Start of TEXT EXTRACT

Instead of a worn-out, alcoholic chief in­spector in the lead role, I wanted a young, career-oriented woman my own age. Emma Sköld follows in her father’s footsteps, without his blessing. He thinks there are too many risks in police work, and it will turn out that he’s right. Emma encounters prejudice in her job as a homicide investigator, because she is young and beautiful. No one expects that she will be the most competent of them all and dare to question what no one else will. The problem is that Emma Sköld is a little too smart for her own good, which will strike back at her when she starts digging in an in­vestigation that is already considered solved.

What similarities do you and Emma Sköld have?

End of TEXT EXTRACT
Start of MATERIAL SHOWN

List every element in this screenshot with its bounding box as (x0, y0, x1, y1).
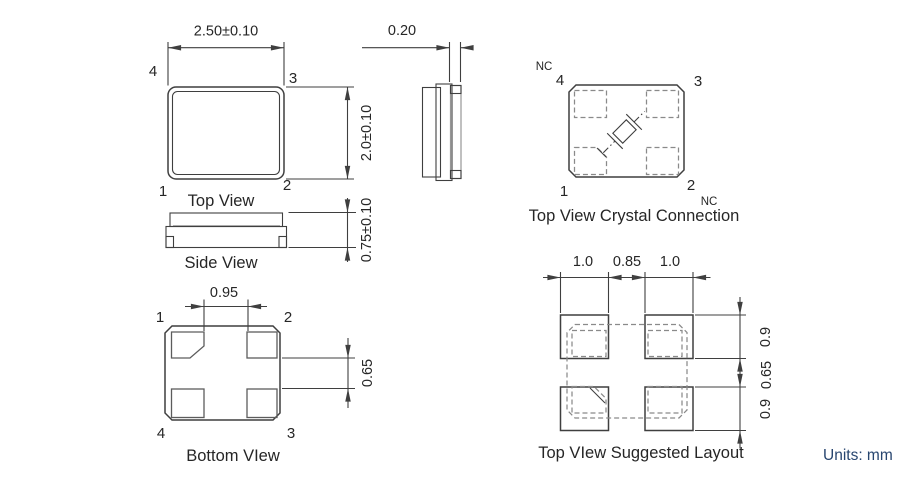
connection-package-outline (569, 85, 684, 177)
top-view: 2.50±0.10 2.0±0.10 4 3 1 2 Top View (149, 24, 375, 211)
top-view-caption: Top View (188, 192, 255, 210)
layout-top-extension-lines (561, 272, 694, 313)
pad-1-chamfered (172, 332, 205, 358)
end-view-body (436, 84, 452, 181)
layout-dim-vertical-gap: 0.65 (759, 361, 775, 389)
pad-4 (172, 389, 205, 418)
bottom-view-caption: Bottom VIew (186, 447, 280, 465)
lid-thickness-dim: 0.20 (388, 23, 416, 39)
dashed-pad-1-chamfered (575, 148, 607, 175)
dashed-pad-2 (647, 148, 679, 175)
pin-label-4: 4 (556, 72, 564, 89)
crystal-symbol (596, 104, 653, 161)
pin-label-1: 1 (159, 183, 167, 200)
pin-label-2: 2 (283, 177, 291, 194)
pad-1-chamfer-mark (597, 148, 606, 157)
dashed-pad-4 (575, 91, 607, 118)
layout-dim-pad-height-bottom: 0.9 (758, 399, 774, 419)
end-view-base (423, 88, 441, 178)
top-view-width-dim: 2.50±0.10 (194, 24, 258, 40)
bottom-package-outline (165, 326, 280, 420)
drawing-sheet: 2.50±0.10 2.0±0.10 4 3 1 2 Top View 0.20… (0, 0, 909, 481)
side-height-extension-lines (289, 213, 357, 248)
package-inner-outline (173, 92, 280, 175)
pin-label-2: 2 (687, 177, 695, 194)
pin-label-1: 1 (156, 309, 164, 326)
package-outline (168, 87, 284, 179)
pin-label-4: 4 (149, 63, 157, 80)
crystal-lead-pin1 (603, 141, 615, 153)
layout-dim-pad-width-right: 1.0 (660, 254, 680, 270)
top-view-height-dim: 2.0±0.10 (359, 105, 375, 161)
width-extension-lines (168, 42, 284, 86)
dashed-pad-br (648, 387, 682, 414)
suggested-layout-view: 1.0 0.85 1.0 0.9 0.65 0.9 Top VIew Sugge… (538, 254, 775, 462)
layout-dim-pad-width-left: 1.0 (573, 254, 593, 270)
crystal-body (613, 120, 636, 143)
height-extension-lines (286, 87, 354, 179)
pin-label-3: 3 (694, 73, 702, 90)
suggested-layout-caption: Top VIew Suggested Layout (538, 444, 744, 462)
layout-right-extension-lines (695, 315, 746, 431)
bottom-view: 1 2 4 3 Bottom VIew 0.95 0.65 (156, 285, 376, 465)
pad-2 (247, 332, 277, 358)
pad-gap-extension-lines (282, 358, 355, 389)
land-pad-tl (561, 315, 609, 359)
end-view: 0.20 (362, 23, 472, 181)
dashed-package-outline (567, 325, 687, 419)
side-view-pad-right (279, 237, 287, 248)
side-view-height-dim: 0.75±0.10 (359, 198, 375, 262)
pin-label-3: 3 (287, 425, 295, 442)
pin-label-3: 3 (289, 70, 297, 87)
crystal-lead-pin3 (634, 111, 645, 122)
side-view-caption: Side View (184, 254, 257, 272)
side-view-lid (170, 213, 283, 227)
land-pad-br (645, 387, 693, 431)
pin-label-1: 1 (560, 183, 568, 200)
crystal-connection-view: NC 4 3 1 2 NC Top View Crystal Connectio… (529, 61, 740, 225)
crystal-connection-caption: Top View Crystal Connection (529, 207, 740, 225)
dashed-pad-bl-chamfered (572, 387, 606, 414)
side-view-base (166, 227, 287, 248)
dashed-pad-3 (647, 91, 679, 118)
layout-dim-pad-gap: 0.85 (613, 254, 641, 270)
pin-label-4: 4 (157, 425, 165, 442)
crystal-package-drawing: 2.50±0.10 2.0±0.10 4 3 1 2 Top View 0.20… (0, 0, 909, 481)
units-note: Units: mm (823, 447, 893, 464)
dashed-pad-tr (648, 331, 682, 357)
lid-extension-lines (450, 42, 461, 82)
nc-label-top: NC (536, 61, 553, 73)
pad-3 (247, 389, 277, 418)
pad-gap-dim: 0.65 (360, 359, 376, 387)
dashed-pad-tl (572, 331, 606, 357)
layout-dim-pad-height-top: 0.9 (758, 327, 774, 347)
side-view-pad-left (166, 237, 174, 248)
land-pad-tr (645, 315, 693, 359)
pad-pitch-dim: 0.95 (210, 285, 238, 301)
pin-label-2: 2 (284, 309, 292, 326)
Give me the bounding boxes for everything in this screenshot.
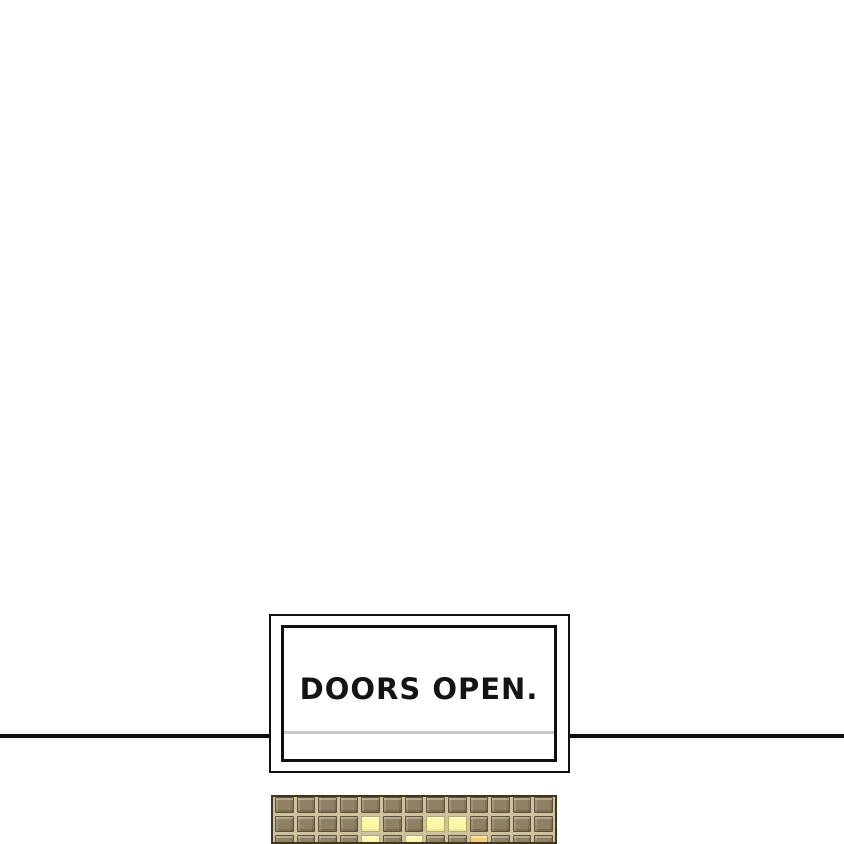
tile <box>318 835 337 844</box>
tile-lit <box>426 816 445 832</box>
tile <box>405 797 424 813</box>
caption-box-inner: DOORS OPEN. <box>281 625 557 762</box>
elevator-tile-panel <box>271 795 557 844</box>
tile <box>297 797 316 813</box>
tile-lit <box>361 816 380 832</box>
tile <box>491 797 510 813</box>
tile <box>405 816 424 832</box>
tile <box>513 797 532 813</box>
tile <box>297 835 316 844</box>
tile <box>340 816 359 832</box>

End of MATERIAL SHOWN

## THINGS TO DO
1/ Decide whether each statement agrees with the Emma Sköld text. For each one, answer yes or no and quote the deciding words of the text.
(a) Emma Sköld's father approves of her career choice.
(b) Emma Sköld works as a homicide investigator.
(c) Her father thinks police work carries too many risks.
2/ Retype the Emma Sköld text from "Instead of a" up to and including "already considered solved.".
3/ Continue the Emma Sköld text from where it stops.

## THE ANSWERS
1/
(a) No: "without his blessing"
(b) Yes: "in her job as a homicide investigator"
(c) Yes: "He thinks there are too many risks in police work"

2/
Instead of a worn-out, alcoholic chief in­spector in the lead role, I wanted a young, career-oriented woman my own age. Emma Sköld follows in her father’s footsteps, without his blessing. He thinks there are too many risks in police work, and it will turn out that he’s right. Emma encounters prejudice in her job as a homicide investigator, because she is young and beautiful. No one expects that she will be the most competent of them all and dare to question what no one else will. The problem is that Emma Sköld is a little too smart for her own good, which will strike back at her when she starts digging in an in­vestigation that is already considered solved.

3/
We’re the same age and we also share a burning interest in our work, plus neither she nor I choose the simplest paths in life. She chose a police career, even though it’s de­manding and tough. And I, who loved sports, applied for a job at a newspaper sports desk, where ninety-nine percent of the employees were men. But that’s an experience I wouldn’t give up. Then we have the sister relationship, Emma and Josefin. Because I have two sis­ters and two daughters besides, it’s not too hard to find inspiration for their relationship. The competition and struggle for parental at­tention carries on from childhood, both for me and for my characters. I think that many readers with siblings will recognize that.

Is it important to read the Emma Sköld series in the chronological order?

It’s not necessary, you can read them as stand alones. But after Killer deal (Visning pågår) I think it’s more exciting to read them in the right order they were written. Enjoy!